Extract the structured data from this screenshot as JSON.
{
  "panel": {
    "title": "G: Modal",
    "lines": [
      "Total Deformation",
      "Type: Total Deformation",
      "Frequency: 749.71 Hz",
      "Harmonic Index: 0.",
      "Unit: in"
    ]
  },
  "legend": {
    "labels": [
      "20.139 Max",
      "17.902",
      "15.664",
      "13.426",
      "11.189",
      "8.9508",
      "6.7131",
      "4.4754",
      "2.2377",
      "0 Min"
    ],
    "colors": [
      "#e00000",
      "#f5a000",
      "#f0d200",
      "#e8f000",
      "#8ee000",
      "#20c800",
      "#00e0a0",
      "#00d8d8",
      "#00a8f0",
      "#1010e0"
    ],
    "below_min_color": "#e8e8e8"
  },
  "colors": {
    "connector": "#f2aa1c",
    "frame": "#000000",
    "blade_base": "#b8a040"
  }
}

......

• **Directions**
Report the number of lines holding the string "Deformation", without any other words.

• **Complete response**
2